(Text excerpt):
Former Bruin football player tackles life following heart transplant

A lifelong athlete, Michael Coulter shares advice on getting through a major health hurdle

Michael Coulter (No. 28) on the 1976 Rose Bowl championship Bruin football team. He maintained a high level of fitness  for decades after his athletic career, but developed heart failure in 2014. He received a heart transplant in 2017.

As a defensive back on UCLA’s 1976 Rose Bowl championship football team, Michael Coulter went on to play professionally with the Oakland Raiders. Later, after leaving football, he would rejoin his alma mater and begin a 20-year career with the UCLA admissions department, where he mentored African-American student athletes and advised inner-city youth.

Even after his years as a professional athlete, Coulter maintained a high level of fitness with regular workouts. Then, one day in 2014 when he was 58-years-old, he noticed that he was losing his breath while jogging. He shrugged it off as probably being a result of a recent bout with the flu.

When his breathing did not improve, he went to see a cardiologist, where he was shocked to learn that he had congestive heart failure, a chronic condition that occurs when the heart muscle doesn’t pump blood properly.

Medications helped Coulter for a few years, but then his heart condition worsened and he was unable to sleep or breathe while laying down because his chest was filling with fluid. In addition, he had developed atrial fibrillation, which causes the heart to beat irregularly.

In July 2017, his cardiologist, Dr. Eugene DePasquale, checked him into Ronald Reagan UCLA Medical Center for what he and his wife, Clovette, anticipated to be a short stay for treatment.  Later that evening Dr. Mario Deng, a professor of medicine in the cardiology department, came into Coulter's hospital room to deliver troubling news that the couple had not expected to hear.

(Work item):
Answer these from the article on Michael Coulter:
(a) What professional team did Coulter play for after UCLA?
(b) How old was he when he noticed he was losing his breath while jogging?
(c) In what month and year did his cardiologist check him into Ronald Reagan UCLA Medical Center?
Please rely only on the article above; the entries are not needed.

(Dataset):
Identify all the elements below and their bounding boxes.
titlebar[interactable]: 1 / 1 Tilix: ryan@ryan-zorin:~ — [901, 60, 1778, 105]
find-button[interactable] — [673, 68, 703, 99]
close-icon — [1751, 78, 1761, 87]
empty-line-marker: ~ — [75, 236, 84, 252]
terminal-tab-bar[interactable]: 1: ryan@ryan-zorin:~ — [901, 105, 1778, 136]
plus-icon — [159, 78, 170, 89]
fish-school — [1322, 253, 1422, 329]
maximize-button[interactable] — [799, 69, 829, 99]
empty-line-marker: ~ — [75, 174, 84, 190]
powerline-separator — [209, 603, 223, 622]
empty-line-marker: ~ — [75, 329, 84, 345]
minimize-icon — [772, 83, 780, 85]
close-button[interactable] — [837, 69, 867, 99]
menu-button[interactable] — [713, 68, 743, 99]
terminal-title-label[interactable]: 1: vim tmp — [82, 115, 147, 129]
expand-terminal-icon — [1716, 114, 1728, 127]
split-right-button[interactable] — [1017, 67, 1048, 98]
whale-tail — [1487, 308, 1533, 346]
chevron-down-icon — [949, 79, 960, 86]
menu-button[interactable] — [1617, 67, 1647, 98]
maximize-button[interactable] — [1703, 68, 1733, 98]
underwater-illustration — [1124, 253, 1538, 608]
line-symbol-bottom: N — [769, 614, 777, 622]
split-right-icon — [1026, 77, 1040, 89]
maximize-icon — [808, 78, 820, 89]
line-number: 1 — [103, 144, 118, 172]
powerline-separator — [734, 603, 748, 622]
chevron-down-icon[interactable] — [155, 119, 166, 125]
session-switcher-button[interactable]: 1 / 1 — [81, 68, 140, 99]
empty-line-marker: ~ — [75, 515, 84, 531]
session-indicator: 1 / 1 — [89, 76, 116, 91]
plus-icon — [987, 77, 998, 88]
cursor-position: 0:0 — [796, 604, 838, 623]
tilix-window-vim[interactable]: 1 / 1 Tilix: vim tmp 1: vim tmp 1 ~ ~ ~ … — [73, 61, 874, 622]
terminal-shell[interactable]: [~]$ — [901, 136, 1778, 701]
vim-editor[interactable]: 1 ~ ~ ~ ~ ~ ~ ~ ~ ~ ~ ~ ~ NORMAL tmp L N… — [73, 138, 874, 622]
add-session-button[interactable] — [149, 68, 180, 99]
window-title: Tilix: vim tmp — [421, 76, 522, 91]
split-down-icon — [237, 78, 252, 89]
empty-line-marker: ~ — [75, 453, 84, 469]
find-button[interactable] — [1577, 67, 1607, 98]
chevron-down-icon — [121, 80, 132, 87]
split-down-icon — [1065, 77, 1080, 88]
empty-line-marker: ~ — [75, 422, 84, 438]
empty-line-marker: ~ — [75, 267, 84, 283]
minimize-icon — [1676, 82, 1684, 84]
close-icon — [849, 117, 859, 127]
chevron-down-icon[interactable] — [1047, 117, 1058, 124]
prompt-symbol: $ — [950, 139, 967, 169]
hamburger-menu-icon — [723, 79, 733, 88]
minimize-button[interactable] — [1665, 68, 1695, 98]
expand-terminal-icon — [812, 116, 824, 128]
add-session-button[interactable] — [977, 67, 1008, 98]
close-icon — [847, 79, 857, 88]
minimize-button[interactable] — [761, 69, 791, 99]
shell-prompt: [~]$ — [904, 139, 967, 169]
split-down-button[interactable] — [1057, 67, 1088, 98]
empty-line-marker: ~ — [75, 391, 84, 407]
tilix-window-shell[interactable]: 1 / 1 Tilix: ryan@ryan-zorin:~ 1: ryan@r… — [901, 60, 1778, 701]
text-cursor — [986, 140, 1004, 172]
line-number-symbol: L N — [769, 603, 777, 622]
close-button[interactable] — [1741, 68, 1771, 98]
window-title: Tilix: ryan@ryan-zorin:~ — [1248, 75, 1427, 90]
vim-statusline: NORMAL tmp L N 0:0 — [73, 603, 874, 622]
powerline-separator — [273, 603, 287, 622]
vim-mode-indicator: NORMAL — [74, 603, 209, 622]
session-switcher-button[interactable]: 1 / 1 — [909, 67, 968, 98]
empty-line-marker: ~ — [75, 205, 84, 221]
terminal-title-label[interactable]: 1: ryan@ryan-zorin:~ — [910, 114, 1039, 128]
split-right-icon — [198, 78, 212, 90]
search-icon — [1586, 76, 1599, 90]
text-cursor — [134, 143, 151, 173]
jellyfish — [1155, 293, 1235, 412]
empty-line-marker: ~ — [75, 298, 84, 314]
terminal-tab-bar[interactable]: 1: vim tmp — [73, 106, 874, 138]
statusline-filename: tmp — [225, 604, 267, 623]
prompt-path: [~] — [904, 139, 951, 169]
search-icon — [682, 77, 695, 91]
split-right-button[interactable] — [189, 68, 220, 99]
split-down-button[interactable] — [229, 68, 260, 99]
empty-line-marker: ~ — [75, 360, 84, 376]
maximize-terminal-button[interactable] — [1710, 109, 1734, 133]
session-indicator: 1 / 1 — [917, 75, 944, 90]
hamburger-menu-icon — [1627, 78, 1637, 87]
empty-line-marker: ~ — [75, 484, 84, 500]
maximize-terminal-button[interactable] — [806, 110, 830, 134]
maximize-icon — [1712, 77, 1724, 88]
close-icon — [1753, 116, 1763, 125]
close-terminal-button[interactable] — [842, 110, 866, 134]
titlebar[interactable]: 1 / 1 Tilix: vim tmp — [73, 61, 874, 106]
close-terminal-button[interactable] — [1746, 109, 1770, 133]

(Answer below):
(a) The Oakland Raiders
(b) 58
(c) July 2017